GIVEN RECORDS:
::::::::

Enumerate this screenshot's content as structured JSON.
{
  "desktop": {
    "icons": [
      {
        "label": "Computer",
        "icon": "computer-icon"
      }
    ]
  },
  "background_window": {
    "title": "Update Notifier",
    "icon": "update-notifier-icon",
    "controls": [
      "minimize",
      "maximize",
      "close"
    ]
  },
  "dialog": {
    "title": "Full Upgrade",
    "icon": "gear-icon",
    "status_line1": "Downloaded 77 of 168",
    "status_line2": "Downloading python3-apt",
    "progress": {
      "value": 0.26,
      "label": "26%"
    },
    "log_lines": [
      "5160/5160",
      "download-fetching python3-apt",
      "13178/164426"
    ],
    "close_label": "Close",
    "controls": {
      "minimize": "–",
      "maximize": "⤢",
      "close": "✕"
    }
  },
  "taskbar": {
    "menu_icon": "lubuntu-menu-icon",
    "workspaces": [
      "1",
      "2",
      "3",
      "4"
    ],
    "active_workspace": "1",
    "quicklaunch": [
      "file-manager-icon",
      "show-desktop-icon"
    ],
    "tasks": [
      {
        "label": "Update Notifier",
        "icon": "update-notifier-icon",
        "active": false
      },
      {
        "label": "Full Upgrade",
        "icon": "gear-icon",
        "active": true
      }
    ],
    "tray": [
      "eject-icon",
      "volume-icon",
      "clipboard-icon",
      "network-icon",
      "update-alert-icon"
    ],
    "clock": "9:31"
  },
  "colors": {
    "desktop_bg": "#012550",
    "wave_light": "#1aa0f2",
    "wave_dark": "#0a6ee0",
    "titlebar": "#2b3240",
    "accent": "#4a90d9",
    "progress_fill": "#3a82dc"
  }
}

::::::::

WHAT TO DO:
Lines that hold "Full" are the ones to copy; find all of them.

WRITTEN SOLUTION:
    "title": "Full Upgrade",
        "label": "Full Upgrade",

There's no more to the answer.